◆ What is being asked
Reproduce the records word for word, beginning with the line that contains "List every element" and continuing through the line that contains "colorbar-tick-label: 6 (767, 283, 776, 302)", with both of those lines included.

◆ Data to use
---*---

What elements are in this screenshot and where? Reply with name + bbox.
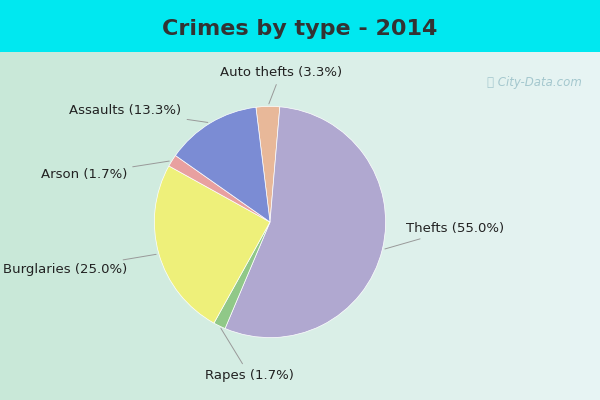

---*---

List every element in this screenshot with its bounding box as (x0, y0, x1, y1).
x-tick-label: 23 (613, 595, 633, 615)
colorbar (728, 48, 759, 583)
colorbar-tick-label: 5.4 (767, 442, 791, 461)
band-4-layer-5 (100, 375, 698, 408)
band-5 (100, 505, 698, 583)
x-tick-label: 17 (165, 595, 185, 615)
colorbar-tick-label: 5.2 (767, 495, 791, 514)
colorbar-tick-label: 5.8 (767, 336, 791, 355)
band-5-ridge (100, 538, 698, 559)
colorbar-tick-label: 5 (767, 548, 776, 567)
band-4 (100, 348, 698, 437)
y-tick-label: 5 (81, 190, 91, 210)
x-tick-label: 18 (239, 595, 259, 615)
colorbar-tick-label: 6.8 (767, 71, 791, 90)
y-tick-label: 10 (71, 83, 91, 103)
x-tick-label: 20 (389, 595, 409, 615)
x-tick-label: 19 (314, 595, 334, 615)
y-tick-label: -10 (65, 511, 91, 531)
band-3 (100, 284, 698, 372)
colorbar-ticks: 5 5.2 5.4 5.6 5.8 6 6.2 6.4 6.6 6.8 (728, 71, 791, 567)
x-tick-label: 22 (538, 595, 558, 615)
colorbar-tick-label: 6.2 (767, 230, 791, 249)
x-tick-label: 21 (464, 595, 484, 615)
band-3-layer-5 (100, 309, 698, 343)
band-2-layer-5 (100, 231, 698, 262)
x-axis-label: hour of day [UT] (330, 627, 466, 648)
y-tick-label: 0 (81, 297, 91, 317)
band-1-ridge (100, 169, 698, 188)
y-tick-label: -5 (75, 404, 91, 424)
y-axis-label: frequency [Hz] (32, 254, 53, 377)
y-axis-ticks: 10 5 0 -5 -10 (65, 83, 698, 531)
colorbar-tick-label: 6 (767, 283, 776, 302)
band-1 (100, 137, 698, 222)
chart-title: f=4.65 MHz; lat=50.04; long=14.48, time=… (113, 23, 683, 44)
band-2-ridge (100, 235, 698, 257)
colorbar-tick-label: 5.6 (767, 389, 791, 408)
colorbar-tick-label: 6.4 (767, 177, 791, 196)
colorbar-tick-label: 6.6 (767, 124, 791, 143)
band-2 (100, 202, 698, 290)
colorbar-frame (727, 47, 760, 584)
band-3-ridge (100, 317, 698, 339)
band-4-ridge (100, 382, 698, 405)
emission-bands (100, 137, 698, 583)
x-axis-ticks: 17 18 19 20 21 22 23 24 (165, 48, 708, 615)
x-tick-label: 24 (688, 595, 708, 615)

---*---

◆ Answer to the task
List every element in this screenshot with its bounding box as (x0, y0, x1, y1).
x-tick-label: 23 (613, 595, 633, 615)
colorbar (728, 48, 759, 583)
colorbar-tick-label: 5.4 (767, 442, 791, 461)
band-4-layer-5 (100, 375, 698, 408)
band-5 (100, 505, 698, 583)
x-tick-label: 17 (165, 595, 185, 615)
colorbar-tick-label: 5.2 (767, 495, 791, 514)
colorbar-tick-label: 5.8 (767, 336, 791, 355)
band-5-ridge (100, 538, 698, 559)
colorbar-tick-label: 5 (767, 548, 776, 567)
band-4 (100, 348, 698, 437)
y-tick-label: 5 (81, 190, 91, 210)
x-tick-label: 18 (239, 595, 259, 615)
colorbar-tick-label: 6.8 (767, 71, 791, 90)
y-tick-label: 10 (71, 83, 91, 103)
x-tick-label: 20 (389, 595, 409, 615)
x-tick-label: 19 (314, 595, 334, 615)
y-tick-label: -10 (65, 511, 91, 531)
band-3 (100, 284, 698, 372)
colorbar-ticks: 5 5.2 5.4 5.6 5.8 6 6.2 6.4 6.6 6.8 (728, 71, 791, 567)
x-tick-label: 22 (538, 595, 558, 615)
colorbar-tick-label: 6.2 (767, 230, 791, 249)
x-tick-label: 21 (464, 595, 484, 615)
band-3-layer-5 (100, 309, 698, 343)
band-2-layer-5 (100, 231, 698, 262)
x-axis-label: hour of day [UT] (330, 627, 466, 648)
y-tick-label: 0 (81, 297, 91, 317)
band-1-ridge (100, 169, 698, 188)
y-tick-label: -5 (75, 404, 91, 424)
y-axis-label: frequency [Hz] (32, 254, 53, 377)
y-axis-ticks: 10 5 0 -5 -10 (65, 83, 698, 531)
colorbar-tick-label: 6 (767, 283, 776, 302)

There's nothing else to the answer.